Task to complete —
Pull each line holding "weight" out of the entries below.

Data to use —
==========

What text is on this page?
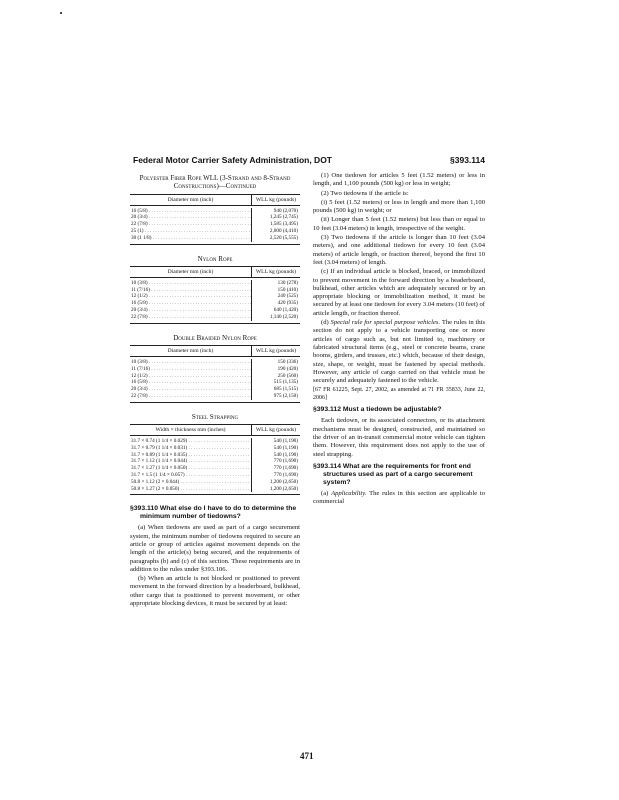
Federal Motor Carrier Safety Administration, DOT	§393.114
Polyester Fiber Rope WLL (3-Strand and 8-Strand Constructions)—Continued
Diameter mm (inch)	WLL kg (pounds)
16 (5/8) . . .	940 (2,070)
20 (3/4) . . .	1,245 (2,745)
22 (7/8) . . .	1,585 (3,495)
25 (1) . . .	2,000 (4,410)
30 (1 1/8) . . .	2,520 (5,555)
Nylon Rope
Diameter mm (inch)	WLL kg (pounds)
10 (3/8) . . .	130 (278)
11 (7/16) . . .	150 (410)
12 (1/2) . . .	240 (525)
16 (5/8) . . .	420 (935)
20 (3/4) . . .	640 (1,420)
22 (7/8) . . .	1,140 (2,520)
Double Braided Nylon Rope
Diameter mm (inch)	WLL kg (pounds)
10 (3/8) . . .	150 (336)
11 (7/16) . . .	190 (420)
12 (1/2) . . .	250 (560)
16 (5/8) . . .	515 (1,135)
20 (3/4) . . .	685 (1,515)
22 (7/8) . . .	975 (2,150)
Steel Strapping
Width × thickness mm (inches)	WLL kg (pounds)
31.7 × 0.74 (1 1/4 × 0.029) . . .	540 (1,190)
31.7 × 0.79 (1 1/4 × 0.031) . . .	540 (1,190)
31.7 × 0.89 (1 1/4 × 0.035) . . .	540 (1,190)
31.7 × 1.12 (1 1/4 × 0.044) . . .	770 (1,690)
31.7 × 1.27 (1 1/4 × 0.050) . . .	770 (1,690)
31.7 × 1.5 (1 1/4 × 0.057) . . .	770 (1,690)
50.8 × 1.12 (2 × 0.044) . . .	1,200 (2,650)
50.8 × 1.27 (2 × 0.050) . . .	1,200 (2,650)
§393.110 What else do I have to do to determine the minimum number of tiedowns?

(a) When tiedowns are used as part of a cargo securement system, the minimum number of tiedowns required to secure an article or group of articles against movement depends on the length of the article(s) being secured, and the requirements of paragraphs (b) and (c) of this section. These requirements are in addition to the rules under §393.106.

(b) When an article is not blocked or positioned to prevent movement in the forward direction by a headerboard, bulkhead, other cargo that is positioned to prevent movement, or other appropriate blocking devices, it must be secured by at least:

(1) One tiedown for articles 5 feet (1.52 meters) or less in length, and 1,100 pounds (500 kg) or less in weight;

(2) Two tiedowns if the article is:

(i) 5 feet (1.52 meters) or less in length and more than 1,100 pounds (500 kg) in weight; or

(ii) Longer than 5 feet (1.52 meters) but less than or equal to 10 feet (3.04 meters) in length, irrespective of the weight.

(3) Two tiedowns if the article is longer than 10 feet (3.04 meters), and one additional tiedown for every 10 feet (3.04 meters) of article length, or fraction thereof, beyond the first 10 feet (3.04 meters) of length.

(c) If an individual article is blocked, braced, or immobilized to prevent movement in the forward direction by a headerboard, bulkhead, other articles which are adequately secured or by an appropriate blocking or immobilization method, it must be secured by at least one tiedown for every 3.04 meters (10 feet) of article length, or fraction thereof.

(d) Special rule for special purpose vehicles. The rules in this section do not apply to a vehicle transporting one or more articles of cargo such as, but not limited to, machinery or fabricated structural items (e.g., steel or concrete beams, crane booms, girders, and trusses, etc.) which, because of their design, size, shape, or weight, must be fastened by special methods. However, any article of cargo carried on that vehicle must be securely and adequately fastened to the vehicle.

[67 FR 61225, Sept. 27, 2002, as amended at 71 FR 35833, June 22, 2006]

§393.112 Must a tiedown be adjustable?

Each tiedown, or its associated connectors, or its attachment mechanisms must be designed, constructed, and maintained so the driver of an in-transit commercial motor vehicle can tighten them. However, this requirement does not apply to the use of steel strapping.

§393.114 What are the requirements for front end structures used as part of a cargo securement system?

(a) Applicability. The rules in this section are applicable to commercial

471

==========

Result —
(1) One tiedown for articles 5 feet (1.52 meters) or less in length, and 1,100 pounds (500 kg) or less in weight;
(i) 5 feet (1.52 meters) or less in length and more than 1,100 pounds (500 kg) in weight; or
(ii) Longer than 5 feet (1.52 meters) but less than or equal to 10 feet (3.04 meters) in length, irrespective of the weight.
(d) Special rule for special purpose vehicles. The rules in this section do not apply to a vehicle transporting one or more articles of cargo such as, but not limited to, machinery or fabricated structural items (e.g., steel or concrete beams, crane booms, girders, and trusses, etc.) which, because of their design, size, shape, or weight, must be fastened by special methods. However, any article of cargo carried on that vehicle must be securely and adequately fastened to the vehicle.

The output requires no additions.